But yes, though I don’t know, I get the feeling that Hartfield is going to get a bit more, uh, supervillainy in the future?

MH: Hahaha, there’s a certain fascinating quality that many of King’s villains have. You might not like spending time with Annie Wilkes, but she grips your attention in a way that Brady just doesn’t.

CHB:  Yes, and there’s ones you want to read and ones you don’t. Though, you know, I preferred Hartfield to the True Knot. I liked that he was young. I liked that he was growing into his villainy. And realising just how messed up he was.


And now that his mother’s gone, and he’s been caught, well. He doesn’t need to pretend anymore.

MH: True. Now that you’ve referred to Doctor Sleep I just have to say again how much I loved that book, and maybe I’m judging this too harshly because it’s so different.

CHB:  Yeah, that’s what I was going to ask. He’s been in a really good patch these last few years. Under the Dome, 11.22.63, The Wind Through the Keyhole, Doctor Sleep, and now this. Is this a bit of a let down?

* [Exercise brief]:
Carry on the dialogue above about King's villains and his recent novels, starting after its final line.

* [Material]:
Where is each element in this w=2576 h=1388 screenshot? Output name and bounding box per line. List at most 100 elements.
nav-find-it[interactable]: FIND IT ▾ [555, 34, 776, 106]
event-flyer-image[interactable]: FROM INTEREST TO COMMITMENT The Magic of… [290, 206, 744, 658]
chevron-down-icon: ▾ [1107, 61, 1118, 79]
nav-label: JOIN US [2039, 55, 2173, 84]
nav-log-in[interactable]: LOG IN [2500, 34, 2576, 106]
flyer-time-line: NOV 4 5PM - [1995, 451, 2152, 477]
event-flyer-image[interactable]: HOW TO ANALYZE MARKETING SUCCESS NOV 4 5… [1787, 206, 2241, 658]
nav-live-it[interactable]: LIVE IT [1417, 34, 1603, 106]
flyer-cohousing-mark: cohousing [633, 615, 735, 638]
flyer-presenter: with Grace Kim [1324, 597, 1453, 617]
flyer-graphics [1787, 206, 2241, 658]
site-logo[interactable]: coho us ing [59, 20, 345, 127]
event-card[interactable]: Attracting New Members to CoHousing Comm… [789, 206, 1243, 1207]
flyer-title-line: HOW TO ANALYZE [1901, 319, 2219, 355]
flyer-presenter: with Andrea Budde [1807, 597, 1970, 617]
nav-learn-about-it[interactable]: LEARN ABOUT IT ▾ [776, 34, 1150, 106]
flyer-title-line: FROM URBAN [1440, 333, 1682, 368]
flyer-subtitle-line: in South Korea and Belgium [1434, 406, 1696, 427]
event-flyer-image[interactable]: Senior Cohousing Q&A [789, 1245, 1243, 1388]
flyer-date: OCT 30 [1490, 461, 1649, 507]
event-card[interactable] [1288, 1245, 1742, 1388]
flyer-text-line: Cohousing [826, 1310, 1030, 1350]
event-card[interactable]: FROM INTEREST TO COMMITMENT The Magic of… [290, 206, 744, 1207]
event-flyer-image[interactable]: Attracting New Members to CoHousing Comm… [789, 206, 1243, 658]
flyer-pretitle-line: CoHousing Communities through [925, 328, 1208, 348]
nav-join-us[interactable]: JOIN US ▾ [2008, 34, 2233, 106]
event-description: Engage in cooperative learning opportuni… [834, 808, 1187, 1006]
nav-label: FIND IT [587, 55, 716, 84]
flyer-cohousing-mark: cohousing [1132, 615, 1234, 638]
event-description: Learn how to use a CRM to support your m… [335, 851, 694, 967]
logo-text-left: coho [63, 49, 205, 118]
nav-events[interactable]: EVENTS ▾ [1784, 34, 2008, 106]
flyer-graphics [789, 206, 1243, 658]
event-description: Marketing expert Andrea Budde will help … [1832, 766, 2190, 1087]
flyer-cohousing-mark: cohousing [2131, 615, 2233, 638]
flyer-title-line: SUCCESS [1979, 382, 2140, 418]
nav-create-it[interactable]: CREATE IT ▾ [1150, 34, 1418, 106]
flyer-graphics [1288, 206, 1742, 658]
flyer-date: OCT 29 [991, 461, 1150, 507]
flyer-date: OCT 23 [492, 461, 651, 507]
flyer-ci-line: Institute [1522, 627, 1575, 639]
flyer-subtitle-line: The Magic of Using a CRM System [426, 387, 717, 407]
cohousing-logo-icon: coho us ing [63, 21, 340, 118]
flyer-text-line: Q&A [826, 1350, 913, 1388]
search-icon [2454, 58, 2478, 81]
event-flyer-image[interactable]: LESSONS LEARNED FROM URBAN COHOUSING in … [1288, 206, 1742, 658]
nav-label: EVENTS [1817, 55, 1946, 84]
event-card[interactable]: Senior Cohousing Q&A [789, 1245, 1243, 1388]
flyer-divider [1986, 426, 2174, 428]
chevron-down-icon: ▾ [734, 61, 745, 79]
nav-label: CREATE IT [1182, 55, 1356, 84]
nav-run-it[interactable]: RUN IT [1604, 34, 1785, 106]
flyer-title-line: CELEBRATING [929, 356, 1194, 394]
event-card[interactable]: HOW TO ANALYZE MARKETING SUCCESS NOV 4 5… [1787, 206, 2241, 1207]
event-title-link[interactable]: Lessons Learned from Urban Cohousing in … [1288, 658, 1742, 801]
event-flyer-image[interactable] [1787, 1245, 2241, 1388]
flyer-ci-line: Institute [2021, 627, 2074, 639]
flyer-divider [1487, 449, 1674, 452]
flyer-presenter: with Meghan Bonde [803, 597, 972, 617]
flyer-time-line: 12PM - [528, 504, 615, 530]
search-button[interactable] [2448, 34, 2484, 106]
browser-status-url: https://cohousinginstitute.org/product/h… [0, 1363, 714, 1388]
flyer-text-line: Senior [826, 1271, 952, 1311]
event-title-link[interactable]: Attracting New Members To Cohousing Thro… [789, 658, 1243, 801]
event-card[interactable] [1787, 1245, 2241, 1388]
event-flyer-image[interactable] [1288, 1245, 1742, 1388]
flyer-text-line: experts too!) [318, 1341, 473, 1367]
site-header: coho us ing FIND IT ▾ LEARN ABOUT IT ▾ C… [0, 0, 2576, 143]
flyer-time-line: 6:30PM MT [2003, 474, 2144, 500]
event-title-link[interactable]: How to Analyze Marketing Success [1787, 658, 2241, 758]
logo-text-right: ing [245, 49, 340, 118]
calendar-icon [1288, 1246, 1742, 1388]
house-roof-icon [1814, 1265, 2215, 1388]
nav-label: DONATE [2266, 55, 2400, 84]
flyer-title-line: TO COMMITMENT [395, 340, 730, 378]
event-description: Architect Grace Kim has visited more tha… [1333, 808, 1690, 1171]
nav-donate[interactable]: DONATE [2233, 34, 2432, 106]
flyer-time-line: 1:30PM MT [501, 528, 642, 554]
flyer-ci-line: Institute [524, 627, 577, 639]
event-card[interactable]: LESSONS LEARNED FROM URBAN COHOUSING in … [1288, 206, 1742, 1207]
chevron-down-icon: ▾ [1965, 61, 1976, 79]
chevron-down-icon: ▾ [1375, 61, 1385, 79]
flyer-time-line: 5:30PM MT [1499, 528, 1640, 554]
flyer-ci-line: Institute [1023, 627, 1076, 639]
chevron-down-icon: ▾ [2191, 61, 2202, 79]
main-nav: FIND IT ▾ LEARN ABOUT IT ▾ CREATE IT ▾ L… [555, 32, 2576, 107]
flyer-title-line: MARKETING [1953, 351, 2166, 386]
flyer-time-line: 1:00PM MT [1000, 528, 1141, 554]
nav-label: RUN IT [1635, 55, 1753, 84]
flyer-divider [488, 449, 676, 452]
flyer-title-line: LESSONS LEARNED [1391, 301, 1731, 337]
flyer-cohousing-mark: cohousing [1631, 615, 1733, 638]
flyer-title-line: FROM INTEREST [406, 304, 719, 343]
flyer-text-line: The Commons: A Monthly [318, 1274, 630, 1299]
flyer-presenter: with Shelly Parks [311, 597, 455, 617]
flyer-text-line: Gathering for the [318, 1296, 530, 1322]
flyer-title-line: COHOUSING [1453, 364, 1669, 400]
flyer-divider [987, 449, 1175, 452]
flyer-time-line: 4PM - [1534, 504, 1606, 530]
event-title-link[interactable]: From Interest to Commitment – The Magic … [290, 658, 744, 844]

* [Response to the exercise]:
MH: I think it is, but he’s also at a point where even his let downs are good. This is a good book, but it totally feels flat compared to his recent batch of titles. Even Joyland, which at least felt fresh and had an interesting setting.

CHB:  Yes, and he’s another coming out later this year, Revival. And then apparently a book of short stories next year, followed by the sequel to Mr Mercedes. Nothing if not prolific.

That does actually remind me just how much I loved The Wind Through the Keyhole, as it did you and Doctor Sleep.

MH: Wind is a wonderful book, I really hope he revisits that universe again. I hadn’t heard about the book of short stories, but Revival is out in November, so only a few months. Sounds more like the kind of King novel I prefer. I actually don’t have a whole lot more to add about Mr Mercedes. It really is a fine read, but ultimately a little bland. I will definitely be there for the next one, though. Do you have anything more to say about Mr Mercedes?

CHB:  Yes, I think we’ve said all we can, without going too far into more spoiler territory. Ultimately I’ll reserve a lot of judgement on it until I can see it in perspective of whole trilogy. But a solid three star novel for me.

MH: I’m only giving it two and a half, but I also reserve the right to revise that if the trilogy turns out to be mind-blowing as a whole!

CHB:  Hah, definitely.

MH: Awesome! See you next time!

CHB:  Until then.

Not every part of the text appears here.